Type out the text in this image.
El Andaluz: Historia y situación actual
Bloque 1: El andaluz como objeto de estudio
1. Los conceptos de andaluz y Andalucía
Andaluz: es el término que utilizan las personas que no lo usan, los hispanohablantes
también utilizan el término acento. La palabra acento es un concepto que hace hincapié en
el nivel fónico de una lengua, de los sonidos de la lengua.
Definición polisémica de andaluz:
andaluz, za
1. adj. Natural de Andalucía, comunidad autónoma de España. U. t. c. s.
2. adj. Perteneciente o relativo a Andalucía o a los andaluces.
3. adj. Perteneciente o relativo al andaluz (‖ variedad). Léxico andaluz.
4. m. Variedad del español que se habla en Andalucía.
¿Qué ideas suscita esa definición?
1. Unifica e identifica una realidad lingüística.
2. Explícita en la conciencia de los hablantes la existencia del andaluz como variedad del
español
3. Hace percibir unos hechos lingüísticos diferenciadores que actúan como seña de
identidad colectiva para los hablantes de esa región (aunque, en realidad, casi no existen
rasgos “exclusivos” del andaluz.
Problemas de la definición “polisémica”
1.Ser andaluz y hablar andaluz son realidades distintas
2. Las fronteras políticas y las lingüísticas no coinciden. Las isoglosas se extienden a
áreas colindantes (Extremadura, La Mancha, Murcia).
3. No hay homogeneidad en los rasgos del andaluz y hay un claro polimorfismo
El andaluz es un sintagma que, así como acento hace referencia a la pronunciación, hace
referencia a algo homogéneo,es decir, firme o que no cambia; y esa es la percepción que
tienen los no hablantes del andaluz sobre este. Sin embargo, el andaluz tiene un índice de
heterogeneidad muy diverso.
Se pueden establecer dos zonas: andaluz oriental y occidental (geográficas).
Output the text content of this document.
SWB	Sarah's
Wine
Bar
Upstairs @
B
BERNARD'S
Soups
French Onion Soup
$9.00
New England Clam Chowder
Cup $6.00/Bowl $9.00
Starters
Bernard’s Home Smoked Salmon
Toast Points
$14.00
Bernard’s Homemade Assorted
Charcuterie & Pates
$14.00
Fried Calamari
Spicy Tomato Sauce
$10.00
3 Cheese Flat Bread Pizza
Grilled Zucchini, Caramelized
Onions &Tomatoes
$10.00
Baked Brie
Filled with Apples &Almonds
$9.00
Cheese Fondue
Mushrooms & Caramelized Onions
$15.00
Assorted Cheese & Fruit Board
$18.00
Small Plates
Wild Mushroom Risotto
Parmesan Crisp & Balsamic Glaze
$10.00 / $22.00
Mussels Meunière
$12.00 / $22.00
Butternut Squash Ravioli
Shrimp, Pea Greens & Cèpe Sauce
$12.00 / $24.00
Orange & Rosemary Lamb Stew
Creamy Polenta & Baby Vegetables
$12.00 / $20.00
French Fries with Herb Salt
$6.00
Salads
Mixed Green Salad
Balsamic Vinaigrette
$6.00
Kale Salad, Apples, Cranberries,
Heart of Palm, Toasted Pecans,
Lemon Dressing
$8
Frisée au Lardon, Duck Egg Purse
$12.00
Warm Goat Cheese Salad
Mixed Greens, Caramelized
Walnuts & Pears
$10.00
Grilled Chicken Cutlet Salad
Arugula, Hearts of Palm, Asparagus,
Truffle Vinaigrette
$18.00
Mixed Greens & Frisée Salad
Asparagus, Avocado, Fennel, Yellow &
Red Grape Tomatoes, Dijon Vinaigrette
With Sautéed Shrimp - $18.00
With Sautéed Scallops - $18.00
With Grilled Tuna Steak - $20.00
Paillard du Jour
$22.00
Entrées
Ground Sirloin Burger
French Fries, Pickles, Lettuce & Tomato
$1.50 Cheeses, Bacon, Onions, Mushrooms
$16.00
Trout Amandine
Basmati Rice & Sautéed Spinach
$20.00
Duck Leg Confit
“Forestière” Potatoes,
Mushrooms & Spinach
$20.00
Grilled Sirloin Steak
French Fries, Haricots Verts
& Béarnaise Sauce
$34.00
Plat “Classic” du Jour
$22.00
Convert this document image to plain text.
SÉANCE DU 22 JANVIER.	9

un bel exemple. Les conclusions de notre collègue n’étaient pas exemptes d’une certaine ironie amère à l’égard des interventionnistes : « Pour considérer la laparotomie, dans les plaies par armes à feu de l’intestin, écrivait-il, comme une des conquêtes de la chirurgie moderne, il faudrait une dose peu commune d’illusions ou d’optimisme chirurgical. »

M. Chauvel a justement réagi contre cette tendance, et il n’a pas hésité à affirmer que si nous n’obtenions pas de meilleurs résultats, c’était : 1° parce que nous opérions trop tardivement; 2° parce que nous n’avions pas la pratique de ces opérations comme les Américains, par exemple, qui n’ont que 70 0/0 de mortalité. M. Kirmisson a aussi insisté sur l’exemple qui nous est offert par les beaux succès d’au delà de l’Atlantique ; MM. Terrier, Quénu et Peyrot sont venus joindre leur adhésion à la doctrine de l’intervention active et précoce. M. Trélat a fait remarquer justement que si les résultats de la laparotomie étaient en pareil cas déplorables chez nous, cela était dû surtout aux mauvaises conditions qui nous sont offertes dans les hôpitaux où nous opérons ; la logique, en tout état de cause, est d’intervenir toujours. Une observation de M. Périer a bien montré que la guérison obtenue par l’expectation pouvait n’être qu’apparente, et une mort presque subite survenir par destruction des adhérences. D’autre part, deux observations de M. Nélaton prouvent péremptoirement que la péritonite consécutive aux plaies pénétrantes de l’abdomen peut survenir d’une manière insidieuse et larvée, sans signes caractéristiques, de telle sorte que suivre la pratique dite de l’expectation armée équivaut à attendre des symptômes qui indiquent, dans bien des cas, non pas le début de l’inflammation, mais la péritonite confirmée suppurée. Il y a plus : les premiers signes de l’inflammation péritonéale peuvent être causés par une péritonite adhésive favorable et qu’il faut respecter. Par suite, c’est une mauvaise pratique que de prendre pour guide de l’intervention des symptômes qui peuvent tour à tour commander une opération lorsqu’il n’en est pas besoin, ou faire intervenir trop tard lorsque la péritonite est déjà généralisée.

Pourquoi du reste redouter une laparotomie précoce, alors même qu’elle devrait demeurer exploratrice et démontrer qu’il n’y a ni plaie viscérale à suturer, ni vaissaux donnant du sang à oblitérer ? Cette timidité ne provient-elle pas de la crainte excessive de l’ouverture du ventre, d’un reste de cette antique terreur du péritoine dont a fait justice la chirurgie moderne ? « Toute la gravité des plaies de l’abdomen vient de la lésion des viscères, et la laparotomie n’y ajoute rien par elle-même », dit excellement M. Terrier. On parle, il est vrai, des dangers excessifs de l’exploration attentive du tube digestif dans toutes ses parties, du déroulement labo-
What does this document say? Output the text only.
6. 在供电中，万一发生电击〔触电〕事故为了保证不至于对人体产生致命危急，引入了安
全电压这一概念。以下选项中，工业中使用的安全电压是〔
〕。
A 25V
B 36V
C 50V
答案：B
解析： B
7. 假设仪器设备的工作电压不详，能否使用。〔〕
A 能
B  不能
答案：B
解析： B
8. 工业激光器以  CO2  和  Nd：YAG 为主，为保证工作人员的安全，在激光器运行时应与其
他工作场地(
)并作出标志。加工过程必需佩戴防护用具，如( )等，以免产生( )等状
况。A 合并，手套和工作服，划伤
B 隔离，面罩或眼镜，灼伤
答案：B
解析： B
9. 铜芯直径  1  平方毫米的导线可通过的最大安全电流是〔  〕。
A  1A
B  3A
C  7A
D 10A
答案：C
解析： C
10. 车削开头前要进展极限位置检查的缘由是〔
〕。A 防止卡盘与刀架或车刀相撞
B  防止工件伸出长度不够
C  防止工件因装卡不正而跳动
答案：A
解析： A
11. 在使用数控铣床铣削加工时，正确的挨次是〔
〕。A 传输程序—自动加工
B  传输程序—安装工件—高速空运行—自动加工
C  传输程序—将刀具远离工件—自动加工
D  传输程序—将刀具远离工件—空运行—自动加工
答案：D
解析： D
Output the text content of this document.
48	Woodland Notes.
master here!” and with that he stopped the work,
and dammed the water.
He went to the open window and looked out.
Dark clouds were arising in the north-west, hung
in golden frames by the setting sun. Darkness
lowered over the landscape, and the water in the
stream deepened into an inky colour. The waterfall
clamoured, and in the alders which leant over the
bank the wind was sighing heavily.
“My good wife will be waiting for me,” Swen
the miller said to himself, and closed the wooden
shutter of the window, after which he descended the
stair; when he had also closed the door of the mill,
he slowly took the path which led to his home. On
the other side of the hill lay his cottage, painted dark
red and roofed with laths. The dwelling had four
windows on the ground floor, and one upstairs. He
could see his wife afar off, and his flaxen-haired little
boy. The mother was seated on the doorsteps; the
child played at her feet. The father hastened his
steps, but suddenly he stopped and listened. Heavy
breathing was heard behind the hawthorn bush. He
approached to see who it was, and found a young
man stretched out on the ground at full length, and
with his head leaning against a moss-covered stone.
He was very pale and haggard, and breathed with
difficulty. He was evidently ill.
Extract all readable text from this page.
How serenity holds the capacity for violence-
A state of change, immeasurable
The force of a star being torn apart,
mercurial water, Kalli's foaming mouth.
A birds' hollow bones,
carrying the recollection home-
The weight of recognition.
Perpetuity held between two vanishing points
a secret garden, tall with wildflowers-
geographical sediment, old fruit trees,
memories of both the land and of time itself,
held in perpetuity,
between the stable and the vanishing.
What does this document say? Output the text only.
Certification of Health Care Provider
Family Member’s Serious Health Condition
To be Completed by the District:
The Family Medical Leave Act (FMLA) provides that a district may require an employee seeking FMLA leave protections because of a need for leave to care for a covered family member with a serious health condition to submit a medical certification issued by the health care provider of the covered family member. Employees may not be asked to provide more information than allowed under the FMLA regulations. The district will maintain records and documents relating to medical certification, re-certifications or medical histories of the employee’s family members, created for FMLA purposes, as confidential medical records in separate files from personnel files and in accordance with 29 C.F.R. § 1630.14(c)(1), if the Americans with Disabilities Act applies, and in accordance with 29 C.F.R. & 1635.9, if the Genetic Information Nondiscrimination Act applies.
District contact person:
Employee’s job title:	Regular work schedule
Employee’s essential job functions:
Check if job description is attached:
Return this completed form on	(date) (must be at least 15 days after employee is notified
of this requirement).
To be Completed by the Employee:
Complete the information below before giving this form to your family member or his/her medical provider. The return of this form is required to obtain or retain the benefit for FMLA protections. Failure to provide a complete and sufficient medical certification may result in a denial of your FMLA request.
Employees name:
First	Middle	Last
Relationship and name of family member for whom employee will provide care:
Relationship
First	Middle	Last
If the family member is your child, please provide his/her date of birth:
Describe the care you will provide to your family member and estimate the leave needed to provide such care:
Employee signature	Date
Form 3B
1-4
_ _ _ _ _
• What the task requires
In the records, locate each line holding the string "Duck" and copy it.

• Response below
Frisée au Lardon, Duck Egg Purse
Duck Leg Confit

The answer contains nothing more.